Write out the records word for word, from the start of the records through the line that contains "Point [122, 671, 145, 685]", including that line.

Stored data
+++

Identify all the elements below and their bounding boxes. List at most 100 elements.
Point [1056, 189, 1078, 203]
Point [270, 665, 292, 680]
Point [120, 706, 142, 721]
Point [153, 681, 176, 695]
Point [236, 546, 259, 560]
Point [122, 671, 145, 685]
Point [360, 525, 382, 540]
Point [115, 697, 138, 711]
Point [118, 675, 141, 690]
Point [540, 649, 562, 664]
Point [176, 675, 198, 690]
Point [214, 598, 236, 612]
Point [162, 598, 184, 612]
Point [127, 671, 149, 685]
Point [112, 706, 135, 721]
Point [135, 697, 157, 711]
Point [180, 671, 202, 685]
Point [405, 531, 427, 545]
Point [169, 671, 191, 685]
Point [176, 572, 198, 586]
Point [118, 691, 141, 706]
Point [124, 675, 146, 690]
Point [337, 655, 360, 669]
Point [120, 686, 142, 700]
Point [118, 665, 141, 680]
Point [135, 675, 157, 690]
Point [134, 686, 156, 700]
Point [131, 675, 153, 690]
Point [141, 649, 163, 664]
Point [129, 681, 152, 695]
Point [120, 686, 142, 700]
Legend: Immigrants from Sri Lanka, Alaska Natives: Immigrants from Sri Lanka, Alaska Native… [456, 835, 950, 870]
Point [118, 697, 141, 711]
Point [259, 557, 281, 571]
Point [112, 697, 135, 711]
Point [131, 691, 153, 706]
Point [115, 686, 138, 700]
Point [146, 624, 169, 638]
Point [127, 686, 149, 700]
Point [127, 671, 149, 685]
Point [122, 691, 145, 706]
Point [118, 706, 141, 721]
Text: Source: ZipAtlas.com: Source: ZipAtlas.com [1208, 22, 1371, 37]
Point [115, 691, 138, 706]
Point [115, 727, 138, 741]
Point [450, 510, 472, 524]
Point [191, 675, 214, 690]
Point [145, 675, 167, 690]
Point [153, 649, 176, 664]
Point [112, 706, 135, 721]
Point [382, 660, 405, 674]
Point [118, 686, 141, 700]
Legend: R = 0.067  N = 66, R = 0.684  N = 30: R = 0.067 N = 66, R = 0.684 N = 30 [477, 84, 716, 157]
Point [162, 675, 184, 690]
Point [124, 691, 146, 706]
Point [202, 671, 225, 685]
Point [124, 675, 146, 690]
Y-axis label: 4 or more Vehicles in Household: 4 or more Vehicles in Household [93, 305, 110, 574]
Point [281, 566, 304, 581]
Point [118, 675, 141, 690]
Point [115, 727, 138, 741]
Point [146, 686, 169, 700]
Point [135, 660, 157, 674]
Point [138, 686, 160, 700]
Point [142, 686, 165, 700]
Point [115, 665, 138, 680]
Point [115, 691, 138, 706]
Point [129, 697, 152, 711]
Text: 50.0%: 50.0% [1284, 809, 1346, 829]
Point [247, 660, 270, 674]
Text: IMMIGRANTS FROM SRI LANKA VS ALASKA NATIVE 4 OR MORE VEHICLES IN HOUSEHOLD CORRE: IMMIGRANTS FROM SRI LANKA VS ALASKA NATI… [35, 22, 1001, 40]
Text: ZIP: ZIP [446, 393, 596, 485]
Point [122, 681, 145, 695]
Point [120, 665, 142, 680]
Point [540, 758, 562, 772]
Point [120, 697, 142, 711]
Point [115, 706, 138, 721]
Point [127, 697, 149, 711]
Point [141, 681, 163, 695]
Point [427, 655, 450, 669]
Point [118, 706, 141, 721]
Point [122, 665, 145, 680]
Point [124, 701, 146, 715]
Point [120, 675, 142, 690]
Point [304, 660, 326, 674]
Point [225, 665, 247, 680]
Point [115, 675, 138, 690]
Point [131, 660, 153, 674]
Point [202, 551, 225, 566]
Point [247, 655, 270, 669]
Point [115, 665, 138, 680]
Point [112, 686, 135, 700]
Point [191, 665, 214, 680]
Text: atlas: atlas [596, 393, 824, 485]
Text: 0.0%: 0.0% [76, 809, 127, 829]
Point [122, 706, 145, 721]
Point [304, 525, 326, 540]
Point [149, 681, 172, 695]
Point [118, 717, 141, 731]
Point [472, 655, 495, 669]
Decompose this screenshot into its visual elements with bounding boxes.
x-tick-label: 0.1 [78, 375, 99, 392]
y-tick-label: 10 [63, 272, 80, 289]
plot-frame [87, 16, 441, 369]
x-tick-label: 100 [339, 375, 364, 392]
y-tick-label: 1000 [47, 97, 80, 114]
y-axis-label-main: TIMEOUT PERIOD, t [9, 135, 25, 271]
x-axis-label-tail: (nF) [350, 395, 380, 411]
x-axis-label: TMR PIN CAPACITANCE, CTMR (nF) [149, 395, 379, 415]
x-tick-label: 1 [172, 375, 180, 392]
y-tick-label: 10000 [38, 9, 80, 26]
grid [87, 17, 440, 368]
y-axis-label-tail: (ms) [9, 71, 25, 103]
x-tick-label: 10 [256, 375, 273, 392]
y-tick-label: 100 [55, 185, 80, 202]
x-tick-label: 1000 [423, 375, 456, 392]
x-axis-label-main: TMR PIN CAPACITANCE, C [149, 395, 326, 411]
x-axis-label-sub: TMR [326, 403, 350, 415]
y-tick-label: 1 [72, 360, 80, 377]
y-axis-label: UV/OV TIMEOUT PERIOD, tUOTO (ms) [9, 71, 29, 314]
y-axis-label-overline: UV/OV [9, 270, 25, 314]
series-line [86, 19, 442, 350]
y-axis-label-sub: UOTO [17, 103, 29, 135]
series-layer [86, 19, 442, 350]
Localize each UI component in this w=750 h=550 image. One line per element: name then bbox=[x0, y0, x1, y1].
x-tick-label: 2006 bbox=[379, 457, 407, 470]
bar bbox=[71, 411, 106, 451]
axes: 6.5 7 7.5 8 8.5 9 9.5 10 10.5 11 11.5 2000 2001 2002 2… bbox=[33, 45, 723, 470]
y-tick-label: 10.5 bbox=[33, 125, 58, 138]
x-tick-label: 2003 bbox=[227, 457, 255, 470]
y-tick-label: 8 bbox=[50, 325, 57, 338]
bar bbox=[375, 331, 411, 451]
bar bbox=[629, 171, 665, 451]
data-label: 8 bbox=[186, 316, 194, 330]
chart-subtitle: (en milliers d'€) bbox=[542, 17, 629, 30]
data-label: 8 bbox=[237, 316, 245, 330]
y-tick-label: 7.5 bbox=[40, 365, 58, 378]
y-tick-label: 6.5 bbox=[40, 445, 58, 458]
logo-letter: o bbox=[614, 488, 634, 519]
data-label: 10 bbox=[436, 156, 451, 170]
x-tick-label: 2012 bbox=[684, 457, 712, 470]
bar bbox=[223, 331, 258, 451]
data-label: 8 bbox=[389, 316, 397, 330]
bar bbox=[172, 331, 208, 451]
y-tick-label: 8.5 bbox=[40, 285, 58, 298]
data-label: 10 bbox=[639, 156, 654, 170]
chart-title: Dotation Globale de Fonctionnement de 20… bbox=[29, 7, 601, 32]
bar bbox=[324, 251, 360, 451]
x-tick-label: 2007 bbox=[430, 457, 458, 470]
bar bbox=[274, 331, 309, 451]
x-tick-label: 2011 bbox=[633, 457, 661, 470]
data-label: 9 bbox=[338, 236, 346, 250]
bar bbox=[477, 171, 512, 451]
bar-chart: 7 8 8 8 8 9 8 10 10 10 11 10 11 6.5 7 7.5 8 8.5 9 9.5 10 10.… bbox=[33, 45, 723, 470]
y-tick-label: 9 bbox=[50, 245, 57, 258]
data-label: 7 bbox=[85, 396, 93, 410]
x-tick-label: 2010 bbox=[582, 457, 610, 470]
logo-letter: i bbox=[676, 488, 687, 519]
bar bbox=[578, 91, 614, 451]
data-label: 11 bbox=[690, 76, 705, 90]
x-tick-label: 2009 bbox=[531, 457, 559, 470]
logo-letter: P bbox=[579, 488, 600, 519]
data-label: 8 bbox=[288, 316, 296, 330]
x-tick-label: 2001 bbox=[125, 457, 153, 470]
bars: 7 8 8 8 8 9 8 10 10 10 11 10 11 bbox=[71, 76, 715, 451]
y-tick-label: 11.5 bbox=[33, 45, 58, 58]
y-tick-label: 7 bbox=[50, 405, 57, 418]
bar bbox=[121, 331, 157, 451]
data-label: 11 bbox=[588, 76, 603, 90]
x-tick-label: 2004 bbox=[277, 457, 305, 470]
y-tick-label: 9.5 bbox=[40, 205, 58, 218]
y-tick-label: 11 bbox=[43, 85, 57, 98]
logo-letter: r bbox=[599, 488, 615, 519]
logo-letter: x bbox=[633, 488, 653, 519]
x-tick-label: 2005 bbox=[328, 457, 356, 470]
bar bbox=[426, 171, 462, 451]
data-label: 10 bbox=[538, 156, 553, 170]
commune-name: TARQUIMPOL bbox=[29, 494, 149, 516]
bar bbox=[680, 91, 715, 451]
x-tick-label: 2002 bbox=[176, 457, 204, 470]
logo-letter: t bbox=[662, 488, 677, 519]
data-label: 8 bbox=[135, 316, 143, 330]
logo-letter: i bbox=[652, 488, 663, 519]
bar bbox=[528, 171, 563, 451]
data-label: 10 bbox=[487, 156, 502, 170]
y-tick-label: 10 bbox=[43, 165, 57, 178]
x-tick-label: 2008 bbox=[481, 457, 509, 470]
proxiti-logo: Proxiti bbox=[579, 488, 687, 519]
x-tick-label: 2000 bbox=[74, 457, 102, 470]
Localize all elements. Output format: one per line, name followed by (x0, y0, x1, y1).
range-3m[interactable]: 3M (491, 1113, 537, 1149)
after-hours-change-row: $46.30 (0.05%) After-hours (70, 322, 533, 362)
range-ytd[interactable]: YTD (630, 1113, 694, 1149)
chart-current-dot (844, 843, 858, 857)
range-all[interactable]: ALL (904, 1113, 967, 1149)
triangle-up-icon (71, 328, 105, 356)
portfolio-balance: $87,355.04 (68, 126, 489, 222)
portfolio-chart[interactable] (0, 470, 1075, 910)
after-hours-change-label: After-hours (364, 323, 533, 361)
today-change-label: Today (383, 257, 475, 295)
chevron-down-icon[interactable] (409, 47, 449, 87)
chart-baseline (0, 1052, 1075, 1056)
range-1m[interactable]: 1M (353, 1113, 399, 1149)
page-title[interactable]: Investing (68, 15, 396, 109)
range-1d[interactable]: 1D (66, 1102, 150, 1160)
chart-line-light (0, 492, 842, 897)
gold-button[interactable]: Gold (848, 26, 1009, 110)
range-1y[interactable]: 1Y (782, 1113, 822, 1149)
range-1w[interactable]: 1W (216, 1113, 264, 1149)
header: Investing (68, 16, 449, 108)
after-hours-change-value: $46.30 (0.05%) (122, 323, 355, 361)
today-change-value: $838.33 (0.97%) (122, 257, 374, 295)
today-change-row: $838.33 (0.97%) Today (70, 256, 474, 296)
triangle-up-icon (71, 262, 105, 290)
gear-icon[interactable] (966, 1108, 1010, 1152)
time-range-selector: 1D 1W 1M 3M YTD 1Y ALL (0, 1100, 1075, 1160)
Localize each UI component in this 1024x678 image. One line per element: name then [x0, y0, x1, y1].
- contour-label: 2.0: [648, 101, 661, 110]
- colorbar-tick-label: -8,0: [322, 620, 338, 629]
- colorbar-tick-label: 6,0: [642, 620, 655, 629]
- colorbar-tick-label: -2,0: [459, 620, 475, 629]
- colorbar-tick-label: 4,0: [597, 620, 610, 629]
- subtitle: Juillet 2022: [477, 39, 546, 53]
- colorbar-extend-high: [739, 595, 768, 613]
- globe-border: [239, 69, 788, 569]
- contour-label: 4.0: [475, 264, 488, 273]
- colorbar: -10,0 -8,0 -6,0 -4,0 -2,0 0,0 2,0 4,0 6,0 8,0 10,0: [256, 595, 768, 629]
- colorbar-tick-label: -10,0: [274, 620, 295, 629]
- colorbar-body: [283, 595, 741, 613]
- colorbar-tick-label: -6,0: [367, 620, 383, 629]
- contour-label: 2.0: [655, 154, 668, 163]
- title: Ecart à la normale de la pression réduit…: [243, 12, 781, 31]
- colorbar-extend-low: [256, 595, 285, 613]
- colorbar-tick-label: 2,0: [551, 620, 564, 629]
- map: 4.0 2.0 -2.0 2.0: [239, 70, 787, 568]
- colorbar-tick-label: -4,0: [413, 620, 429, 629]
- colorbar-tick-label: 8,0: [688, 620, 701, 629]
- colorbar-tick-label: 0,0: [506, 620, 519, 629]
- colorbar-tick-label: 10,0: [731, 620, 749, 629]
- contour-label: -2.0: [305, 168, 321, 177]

+++

Answer to this task -
Identify all the elements below and their bounding boxes. List at most 100 elements.
Point [1056, 189, 1078, 203]
Point [270, 665, 292, 680]
Point [120, 706, 142, 721]
Point [153, 681, 176, 695]
Point [236, 546, 259, 560]
Point [122, 671, 145, 685]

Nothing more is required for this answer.